**EXERCISE**
Your task is to transcribe the data in full.

::: SUPPLIED MATERIAL :::

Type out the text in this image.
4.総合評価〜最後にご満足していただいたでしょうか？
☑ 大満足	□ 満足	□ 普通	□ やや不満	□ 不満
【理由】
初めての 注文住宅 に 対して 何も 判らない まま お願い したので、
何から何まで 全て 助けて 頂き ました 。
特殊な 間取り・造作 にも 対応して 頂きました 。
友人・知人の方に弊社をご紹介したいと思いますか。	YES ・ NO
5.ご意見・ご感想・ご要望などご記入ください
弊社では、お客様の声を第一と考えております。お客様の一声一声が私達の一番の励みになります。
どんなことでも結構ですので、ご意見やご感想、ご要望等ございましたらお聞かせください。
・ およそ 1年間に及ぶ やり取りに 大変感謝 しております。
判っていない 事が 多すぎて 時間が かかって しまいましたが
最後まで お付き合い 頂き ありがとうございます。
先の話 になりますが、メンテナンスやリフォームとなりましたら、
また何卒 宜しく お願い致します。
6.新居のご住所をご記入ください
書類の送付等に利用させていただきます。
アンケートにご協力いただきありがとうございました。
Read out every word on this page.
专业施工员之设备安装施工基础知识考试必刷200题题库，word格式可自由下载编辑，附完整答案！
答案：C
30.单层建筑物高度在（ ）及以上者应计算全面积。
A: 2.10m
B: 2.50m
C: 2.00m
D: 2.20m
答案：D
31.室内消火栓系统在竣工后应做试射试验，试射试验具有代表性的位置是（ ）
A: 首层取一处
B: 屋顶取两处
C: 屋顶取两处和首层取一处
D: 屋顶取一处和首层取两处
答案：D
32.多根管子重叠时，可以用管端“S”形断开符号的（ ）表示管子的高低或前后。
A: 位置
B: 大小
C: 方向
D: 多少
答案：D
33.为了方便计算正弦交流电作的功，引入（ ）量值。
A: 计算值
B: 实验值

:::

**COMPLETED EXERCISE**
Type out the text in this image.
4.総合評価〜最後にご満足していただいたでしょうか？
☑ 大満足	□ 満足	□ 普通	□ やや不満	□ 不満
【理由】
初めての 注文住宅 に 対して 何も 判らない まま お願い したので、
何から何まで 全て 助けて 頂き ました 。
特殊な 間取り・造作 にも 対応して 頂きました 。
友人・知人の方に弊社をご紹介したいと思いますか。	YES ・ NO
5.ご意見・ご感想・ご要望などご記入ください
弊社では、お客様の声を第一と考えております。お客様の一声一声が私達の一番の励みになります。
どんなことでも結構ですので、ご意見やご感想、ご要望等ございましたらお聞かせください。
・ およそ 1年間に及ぶ やり取りに 大変感謝 しております。
判っていない 事が 多すぎて 時間が かかって しまいましたが
最後まで お付き合い 頂き ありがとうございます。
先の話 になりますが、メンテナンスやリフォームとなりましたら、
また何卒 宜しく お願い致します。
6.新居のご住所をご記入ください
書類の送付等に利用させていただきます。
アンケートにご協力いただきありがとうございました。
Read out every word on this page.
专业施工员之设备安装施工基础知识考试必刷200题题库，word格式可自由下载编辑，附完整答案！
答案：C
30.单层建筑物高度在（ ）及以上者应计算全面积。
A: 2.10m
B: 2.50m
C: 2.00m
D: 2.20m
答案：D
31.室内消火栓系统在竣工后应做试射试验，试射试验具有代表性的位置是（ ）
A: 首层取一处
B: 屋顶取两处
C: 屋顶取两处和首层取一处
D: 屋顶取一处和首层取两处
答案：D
32.多根管子重叠时，可以用管端“S”形断开符号的（ ）表示管子的高低或前后。
A: 位置
B: 大小
C: 方向
D: 多少
答案：D
33.为了方便计算正弦交流电作的功，引入（ ）量值。
A: 计算值
B: 实验值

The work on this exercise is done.